-- START --

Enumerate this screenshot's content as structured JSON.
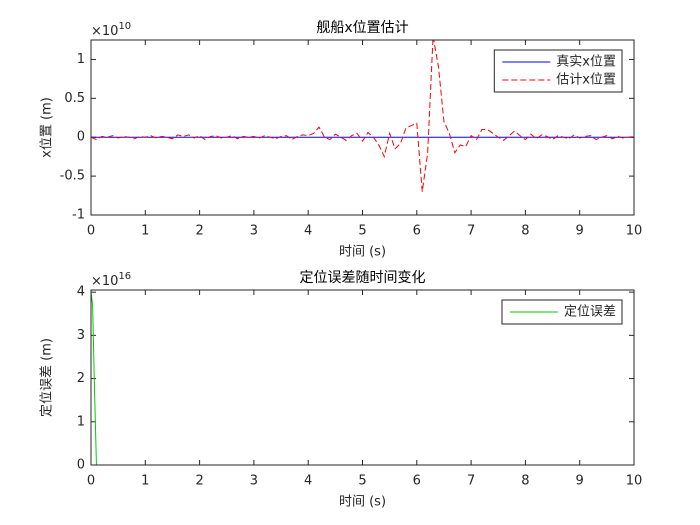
{
  "chart_data": [
    {
      "type": "line",
      "title": "舰船x位置估计",
      "xlabel": "时间 (s)",
      "ylabel": "x位置 (m)",
      "y_multiplier": {
        "base": "×10",
        "exponent": "10"
      },
      "x": [
        0,
        0.1,
        0.2,
        0.3,
        0.4,
        0.5,
        0.6,
        0.7,
        0.8,
        0.9,
        1,
        1.1,
        1.2,
        1.3,
        1.4,
        1.5,
        1.6,
        1.7,
        1.8,
        1.9,
        2,
        2.1,
        2.2,
        2.3,
        2.4,
        2.5,
        2.6,
        2.7,
        2.8,
        2.9,
        3,
        3.1,
        3.2,
        3.3,
        3.4,
        3.5,
        3.6,
        3.7,
        3.8,
        3.9,
        4,
        4.1,
        4.2,
        4.3,
        4.4,
        4.5,
        4.6,
        4.7,
        4.8,
        4.9,
        5,
        5.1,
        5.2,
        5.3,
        5.4,
        5.5,
        5.6,
        5.7,
        5.8,
        5.9,
        6,
        6.1,
        6.2,
        6.3,
        6.4,
        6.5,
        6.6,
        6.7,
        6.8,
        6.9,
        7,
        7.1,
        7.2,
        7.3,
        7.4,
        7.5,
        7.6,
        7.7,
        7.8,
        7.9,
        8,
        8.1,
        8.2,
        8.3,
        8.4,
        8.5,
        8.6,
        8.7,
        8.8,
        8.9,
        9,
        9.1,
        9.2,
        9.3,
        9.4,
        9.5,
        9.6,
        9.7,
        9.8,
        9.9,
        10
      ],
      "series": [
        {
          "name": "真实x位置",
          "color": "#0000ff",
          "linestyle": "solid",
          "values": [
            0,
            0,
            0,
            0,
            0,
            0,
            0,
            0,
            0,
            0,
            0,
            0,
            0,
            0,
            0,
            0,
            0,
            0,
            0,
            0,
            0,
            0,
            0,
            0,
            0,
            0,
            0,
            0,
            0,
            0,
            0,
            0,
            0,
            0,
            0,
            0,
            0,
            0,
            0,
            0,
            0,
            0,
            0,
            0,
            0,
            0,
            0,
            0,
            0,
            0,
            0,
            0,
            0,
            0,
            0,
            0,
            0,
            0,
            0,
            0,
            0,
            0,
            0,
            0,
            0,
            0,
            0,
            0,
            0,
            0,
            0,
            0,
            0,
            0,
            0,
            0,
            0,
            0,
            0,
            0,
            0,
            0,
            0,
            0,
            0,
            0,
            0,
            0,
            0,
            0,
            0,
            0,
            0,
            0,
            0,
            0,
            0,
            0,
            0,
            0,
            0
          ]
        },
        {
          "name": "估计x位置",
          "color": "#ff0000",
          "linestyle": "dashed",
          "values": [
            0,
            -0.03,
            0.01,
            0,
            0.02,
            -0.01,
            0.01,
            0,
            -0.02,
            0.01,
            0,
            0.02,
            -0.01,
            0.01,
            0,
            -0.02,
            0.03,
            0.01,
            0.03,
            -0.01,
            0.02,
            -0.03,
            0.01,
            0.02,
            -0.01,
            0,
            0.02,
            -0.02,
            0.01,
            0,
            0.01,
            -0.01,
            0.02,
            0,
            -0.02,
            0.01,
            0.02,
            -0.03,
            0.01,
            0.03,
            0.02,
            0.05,
            0.13,
            0,
            -0.03,
            0.04,
            0,
            -0.04,
            0.02,
            0.05,
            -0.05,
            0.06,
            0,
            -0.1,
            -0.25,
            0.05,
            -0.15,
            -0.08,
            0.12,
            0.15,
            0.18,
            -0.7,
            -0.2,
            1.3,
            0.9,
            0.2,
            0.05,
            -0.2,
            -0.1,
            -0.12,
            0.02,
            -0.03,
            0.1,
            0.1,
            0.05,
            0,
            -0.04,
            0.02,
            0.08,
            0.02,
            -0.03,
            0.04,
            -0.02,
            0.03,
            0.01,
            -0.03,
            0.02,
            0,
            -0.02,
            0.03,
            -0.01,
            0.01,
            0.02,
            -0.03,
            0,
            0.02,
            -0.02,
            0.01,
            -0.01,
            0,
            0.01
          ]
        }
      ],
      "xlim": [
        0,
        10
      ],
      "xticks": [
        0,
        1,
        2,
        3,
        4,
        5,
        6,
        7,
        8,
        9,
        10
      ],
      "ylim": [
        -1,
        1.25
      ],
      "yticks": [
        -1,
        -0.5,
        0,
        0.5,
        1
      ],
      "legend": "northeast"
    },
    {
      "type": "line",
      "title": "定位误差随时间变化",
      "xlabel": "时间 (s)",
      "ylabel": "定位误差 (m)",
      "y_multiplier": {
        "base": "×10",
        "exponent": "16"
      },
      "x": [
        0,
        0.03,
        0.06,
        0.08,
        0.1,
        1,
        2,
        3,
        4,
        5,
        6,
        7,
        8,
        9,
        10
      ],
      "series": [
        {
          "name": "定位误差",
          "color": "#00cc00",
          "linestyle": "solid",
          "values": [
            4,
            3.7,
            2,
            1,
            0,
            0,
            0,
            0,
            0,
            0,
            0,
            0,
            0,
            0,
            0
          ]
        }
      ],
      "xlim": [
        0,
        10
      ],
      "xticks": [
        0,
        1,
        2,
        3,
        4,
        5,
        6,
        7,
        8,
        9,
        10
      ],
      "ylim": [
        0,
        4.05
      ],
      "yticks": [
        0,
        1,
        2,
        3,
        4
      ],
      "legend": "northeast"
    }
  ]
}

-- END --

_EXERCISE DETAILS:_
Report all lines of the material that contain the word "color".

_ANSWER IN FULL:_
          "color": "#0000ff",
          "color": "#ff0000",
          "color": "#00cc00",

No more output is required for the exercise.